Task directions
Extract, from the listing that follows, each line containing the word "JSON".

Records shown
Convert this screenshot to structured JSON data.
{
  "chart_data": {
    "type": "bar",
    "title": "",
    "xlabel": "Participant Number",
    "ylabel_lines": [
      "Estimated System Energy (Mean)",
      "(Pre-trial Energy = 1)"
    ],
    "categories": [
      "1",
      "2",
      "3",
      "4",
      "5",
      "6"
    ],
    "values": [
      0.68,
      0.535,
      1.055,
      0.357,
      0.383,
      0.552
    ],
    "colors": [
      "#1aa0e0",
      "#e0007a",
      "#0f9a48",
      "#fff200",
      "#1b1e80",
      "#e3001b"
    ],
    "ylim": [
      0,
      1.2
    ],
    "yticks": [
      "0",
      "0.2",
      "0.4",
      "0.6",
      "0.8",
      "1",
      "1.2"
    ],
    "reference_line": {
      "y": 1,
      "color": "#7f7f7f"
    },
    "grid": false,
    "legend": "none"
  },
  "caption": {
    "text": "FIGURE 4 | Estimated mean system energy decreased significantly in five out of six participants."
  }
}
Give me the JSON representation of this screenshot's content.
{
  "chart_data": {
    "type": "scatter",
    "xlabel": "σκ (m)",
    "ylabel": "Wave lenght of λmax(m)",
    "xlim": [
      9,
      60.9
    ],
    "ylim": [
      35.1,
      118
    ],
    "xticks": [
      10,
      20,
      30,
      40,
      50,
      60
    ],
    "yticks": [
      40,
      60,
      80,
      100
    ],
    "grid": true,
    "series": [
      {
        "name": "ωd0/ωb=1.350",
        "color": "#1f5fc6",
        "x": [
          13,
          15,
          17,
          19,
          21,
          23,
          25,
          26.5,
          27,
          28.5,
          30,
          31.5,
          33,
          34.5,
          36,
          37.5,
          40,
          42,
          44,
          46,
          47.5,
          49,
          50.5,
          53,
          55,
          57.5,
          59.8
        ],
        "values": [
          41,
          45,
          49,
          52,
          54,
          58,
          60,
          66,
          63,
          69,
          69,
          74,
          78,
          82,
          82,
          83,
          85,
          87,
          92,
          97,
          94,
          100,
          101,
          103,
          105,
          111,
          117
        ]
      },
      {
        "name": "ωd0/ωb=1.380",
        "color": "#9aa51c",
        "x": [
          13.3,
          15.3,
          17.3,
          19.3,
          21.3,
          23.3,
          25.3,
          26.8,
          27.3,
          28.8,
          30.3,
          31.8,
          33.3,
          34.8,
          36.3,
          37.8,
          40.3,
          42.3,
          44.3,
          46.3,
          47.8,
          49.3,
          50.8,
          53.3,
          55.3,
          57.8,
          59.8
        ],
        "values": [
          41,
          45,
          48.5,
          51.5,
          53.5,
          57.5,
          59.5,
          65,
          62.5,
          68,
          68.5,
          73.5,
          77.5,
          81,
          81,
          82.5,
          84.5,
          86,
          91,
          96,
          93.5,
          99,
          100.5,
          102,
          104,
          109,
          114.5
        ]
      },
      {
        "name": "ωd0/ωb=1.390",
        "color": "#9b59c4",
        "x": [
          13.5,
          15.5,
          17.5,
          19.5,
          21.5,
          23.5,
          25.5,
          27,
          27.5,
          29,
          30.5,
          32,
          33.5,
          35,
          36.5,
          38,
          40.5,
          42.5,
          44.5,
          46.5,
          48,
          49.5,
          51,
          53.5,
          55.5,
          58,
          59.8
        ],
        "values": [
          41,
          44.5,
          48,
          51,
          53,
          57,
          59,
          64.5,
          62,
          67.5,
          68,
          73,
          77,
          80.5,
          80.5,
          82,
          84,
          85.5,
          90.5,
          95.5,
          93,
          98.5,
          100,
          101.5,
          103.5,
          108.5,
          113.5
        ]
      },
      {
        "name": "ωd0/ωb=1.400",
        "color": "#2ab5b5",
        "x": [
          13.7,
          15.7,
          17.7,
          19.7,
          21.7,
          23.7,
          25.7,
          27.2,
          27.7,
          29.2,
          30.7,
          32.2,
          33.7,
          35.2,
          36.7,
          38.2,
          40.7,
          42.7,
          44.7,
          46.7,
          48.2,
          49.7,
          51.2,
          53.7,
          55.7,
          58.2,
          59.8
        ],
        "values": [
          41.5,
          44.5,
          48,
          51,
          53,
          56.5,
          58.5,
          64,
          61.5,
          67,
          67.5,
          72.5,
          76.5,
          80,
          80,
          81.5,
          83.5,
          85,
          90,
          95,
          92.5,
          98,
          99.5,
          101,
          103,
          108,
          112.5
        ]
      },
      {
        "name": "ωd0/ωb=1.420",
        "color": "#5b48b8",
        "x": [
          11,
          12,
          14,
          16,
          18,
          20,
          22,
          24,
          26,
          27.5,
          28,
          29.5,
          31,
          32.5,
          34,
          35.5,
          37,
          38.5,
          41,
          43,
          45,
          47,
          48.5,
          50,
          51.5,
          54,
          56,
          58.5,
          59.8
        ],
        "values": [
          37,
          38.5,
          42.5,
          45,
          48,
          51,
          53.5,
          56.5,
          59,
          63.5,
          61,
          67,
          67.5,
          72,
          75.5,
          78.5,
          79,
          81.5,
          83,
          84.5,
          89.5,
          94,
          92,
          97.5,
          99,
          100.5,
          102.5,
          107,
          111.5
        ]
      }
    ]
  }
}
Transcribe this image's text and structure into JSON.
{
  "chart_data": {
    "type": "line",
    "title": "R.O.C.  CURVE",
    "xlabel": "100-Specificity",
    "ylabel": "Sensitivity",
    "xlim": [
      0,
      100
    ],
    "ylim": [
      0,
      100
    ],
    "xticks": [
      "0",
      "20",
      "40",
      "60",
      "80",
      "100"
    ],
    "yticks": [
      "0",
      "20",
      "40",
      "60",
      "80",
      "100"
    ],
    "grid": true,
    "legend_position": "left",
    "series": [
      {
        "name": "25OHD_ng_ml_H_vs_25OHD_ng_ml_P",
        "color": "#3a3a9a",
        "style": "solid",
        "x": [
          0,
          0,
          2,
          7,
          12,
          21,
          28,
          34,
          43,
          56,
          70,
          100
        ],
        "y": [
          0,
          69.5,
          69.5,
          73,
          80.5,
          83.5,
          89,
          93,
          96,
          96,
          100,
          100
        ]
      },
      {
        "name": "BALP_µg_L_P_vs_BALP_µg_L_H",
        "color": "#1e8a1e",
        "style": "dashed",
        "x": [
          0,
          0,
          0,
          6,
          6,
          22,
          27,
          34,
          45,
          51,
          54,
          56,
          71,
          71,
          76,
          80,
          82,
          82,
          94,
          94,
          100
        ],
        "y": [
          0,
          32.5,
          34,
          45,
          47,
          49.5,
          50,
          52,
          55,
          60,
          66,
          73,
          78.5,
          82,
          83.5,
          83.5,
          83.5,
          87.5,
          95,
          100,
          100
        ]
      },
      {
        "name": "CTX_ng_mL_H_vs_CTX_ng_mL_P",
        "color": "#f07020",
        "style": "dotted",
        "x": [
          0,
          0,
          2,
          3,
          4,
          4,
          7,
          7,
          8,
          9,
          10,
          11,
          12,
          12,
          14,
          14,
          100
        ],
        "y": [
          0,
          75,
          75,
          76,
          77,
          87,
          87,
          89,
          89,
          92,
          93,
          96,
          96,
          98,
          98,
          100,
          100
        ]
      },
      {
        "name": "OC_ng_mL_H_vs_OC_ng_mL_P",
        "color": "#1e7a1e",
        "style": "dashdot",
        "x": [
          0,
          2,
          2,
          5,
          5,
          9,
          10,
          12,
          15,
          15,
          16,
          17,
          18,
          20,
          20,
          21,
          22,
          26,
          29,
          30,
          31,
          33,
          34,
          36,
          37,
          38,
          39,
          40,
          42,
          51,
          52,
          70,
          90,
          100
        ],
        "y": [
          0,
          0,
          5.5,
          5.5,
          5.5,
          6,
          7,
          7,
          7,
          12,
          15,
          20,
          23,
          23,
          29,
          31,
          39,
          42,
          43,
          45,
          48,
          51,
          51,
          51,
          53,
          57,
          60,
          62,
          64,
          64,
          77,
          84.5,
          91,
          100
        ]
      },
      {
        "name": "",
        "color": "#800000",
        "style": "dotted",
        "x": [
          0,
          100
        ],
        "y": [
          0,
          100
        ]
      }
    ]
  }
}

Exercise result
Convert this screenshot to structured JSON data.
Give me the JSON representation of this screenshot's content.
Transcribe this image's text and structure into JSON.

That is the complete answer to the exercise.